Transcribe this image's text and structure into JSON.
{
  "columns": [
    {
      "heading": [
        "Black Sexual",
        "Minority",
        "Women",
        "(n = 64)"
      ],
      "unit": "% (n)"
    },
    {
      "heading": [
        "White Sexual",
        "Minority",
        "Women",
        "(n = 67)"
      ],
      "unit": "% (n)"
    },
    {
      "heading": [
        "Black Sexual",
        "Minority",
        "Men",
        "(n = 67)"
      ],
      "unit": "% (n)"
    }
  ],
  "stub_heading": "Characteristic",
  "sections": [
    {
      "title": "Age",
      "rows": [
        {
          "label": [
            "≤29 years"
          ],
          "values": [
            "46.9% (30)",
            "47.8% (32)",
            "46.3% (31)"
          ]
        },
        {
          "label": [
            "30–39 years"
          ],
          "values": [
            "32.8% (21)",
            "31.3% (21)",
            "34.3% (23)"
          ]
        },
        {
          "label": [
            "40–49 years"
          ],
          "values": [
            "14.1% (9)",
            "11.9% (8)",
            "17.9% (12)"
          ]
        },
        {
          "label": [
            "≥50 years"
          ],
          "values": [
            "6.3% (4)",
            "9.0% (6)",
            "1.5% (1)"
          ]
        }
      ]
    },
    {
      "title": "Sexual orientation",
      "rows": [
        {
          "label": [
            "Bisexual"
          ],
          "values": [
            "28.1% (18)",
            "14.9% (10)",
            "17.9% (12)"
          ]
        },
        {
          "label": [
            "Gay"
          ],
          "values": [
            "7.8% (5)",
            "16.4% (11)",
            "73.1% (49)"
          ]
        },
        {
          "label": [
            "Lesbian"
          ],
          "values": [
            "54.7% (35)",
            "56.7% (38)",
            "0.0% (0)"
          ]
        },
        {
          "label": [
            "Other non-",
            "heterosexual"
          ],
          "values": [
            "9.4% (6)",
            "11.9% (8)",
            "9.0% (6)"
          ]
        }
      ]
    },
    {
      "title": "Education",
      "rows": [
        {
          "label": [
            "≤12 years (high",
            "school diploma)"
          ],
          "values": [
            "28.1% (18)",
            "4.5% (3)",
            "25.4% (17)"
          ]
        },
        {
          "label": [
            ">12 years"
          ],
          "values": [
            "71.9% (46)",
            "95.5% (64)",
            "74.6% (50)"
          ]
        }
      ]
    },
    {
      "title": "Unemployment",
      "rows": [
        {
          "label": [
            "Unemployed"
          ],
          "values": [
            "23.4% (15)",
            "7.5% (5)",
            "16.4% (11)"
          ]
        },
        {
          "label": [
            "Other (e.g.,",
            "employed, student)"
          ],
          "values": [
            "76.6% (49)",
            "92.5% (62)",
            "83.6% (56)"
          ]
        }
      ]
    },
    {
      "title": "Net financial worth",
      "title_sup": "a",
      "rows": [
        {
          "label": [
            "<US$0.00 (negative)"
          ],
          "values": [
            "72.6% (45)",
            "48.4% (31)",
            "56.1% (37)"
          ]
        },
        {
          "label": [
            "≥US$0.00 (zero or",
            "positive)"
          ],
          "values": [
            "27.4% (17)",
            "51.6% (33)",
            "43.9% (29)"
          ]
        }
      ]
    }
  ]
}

^^^^

**Work to be completed:** Restate the data above word for word, please.

**Complete output:**
Transcribe this image's text and structure into JSON.
{
  "columns": [
    {
      "heading": [
        "Black Sexual",
        "Minority",
        "Women",
        "(n = 64)"
      ],
      "unit": "% (n)"
    },
    {
      "heading": [
        "White Sexual",
        "Minority",
        "Women",
        "(n = 67)"
      ],
      "unit": "% (n)"
    },
    {
      "heading": [
        "Black Sexual",
        "Minority",
        "Men",
        "(n = 67)"
      ],
      "unit": "% (n)"
    }
  ],
  "stub_heading": "Characteristic",
  "sections": [
    {
      "title": "Age",
      "rows": [
        {
          "label": [
            "≤29 years"
          ],
          "values": [
            "46.9% (30)",
            "47.8% (32)",
            "46.3% (31)"
          ]
        },
        {
          "label": [
            "30–39 years"
          ],
          "values": [
            "32.8% (21)",
            "31.3% (21)",
            "34.3% (23)"
          ]
        },
        {
          "label": [
            "40–49 years"
          ],
          "values": [
            "14.1% (9)",
            "11.9% (8)",
            "17.9% (12)"
          ]
        },
        {
          "label": [
            "≥50 years"
          ],
          "values": [
            "6.3% (4)",
            "9.0% (6)",
            "1.5% (1)"
          ]
        }
      ]
    },
    {
      "title": "Sexual orientation",
      "rows": [
        {
          "label": [
            "Bisexual"
          ],
          "values": [
            "28.1% (18)",
            "14.9% (10)",
            "17.9% (12)"
          ]
        },
        {
          "label": [
            "Gay"
          ],
          "values": [
            "7.8% (5)",
            "16.4% (11)",
            "73.1% (49)"
          ]
        },
        {
          "label": [
            "Lesbian"
          ],
          "values": [
            "54.7% (35)",
            "56.7% (38)",
            "0.0% (0)"
          ]
        },
        {
          "label": [
            "Other non-",
            "heterosexual"
          ],
          "values": [
            "9.4% (6)",
            "11.9% (8)",
            "9.0% (6)"
          ]
        }
      ]
    },
    {
      "title": "Education",
      "rows": [
        {
          "label": [
            "≤12 years (high",
            "school diploma)"
          ],
          "values": [
            "28.1% (18)",
            "4.5% (3)",
            "25.4% (17)"
          ]
        },
        {
          "label": [
            ">12 years"
          ],
          "values": [
            "71.9% (46)",
            "95.5% (64)",
            "74.6% (50)"
          ]
        }
      ]
    },
    {
      "title": "Unemployment",
      "rows": [
        {
          "label": [
            "Unemployed"
          ],
          "values": [
            "23.4% (15)",
            "7.5% (5)",
            "16.4% (11)"
          ]
        },
        {
          "label": [
            "Other (e.g.,",
            "employed, student)"
          ],
          "values": [
            "76.6% (49)",
            "92.5% (62)",
            "83.6% (56)"
          ]
        }
      ]
    },
    {
      "title": "Net financial worth",
      "title_sup": "a",
      "rows": [
        {
          "label": [
            "<US$0.00 (negative)"
          ],
          "values": [
            "72.6% (45)",
            "48.4% (31)",
            "56.1% (37)"
          ]
        },
        {
          "label": [
            "≥US$0.00 (zero or",
            "positive)"
          ],
          "values": [
            "27.4% (17)",
            "51.6% (33)",
            "43.9% (29)"
          ]
        }
      ]
    }
  ]
}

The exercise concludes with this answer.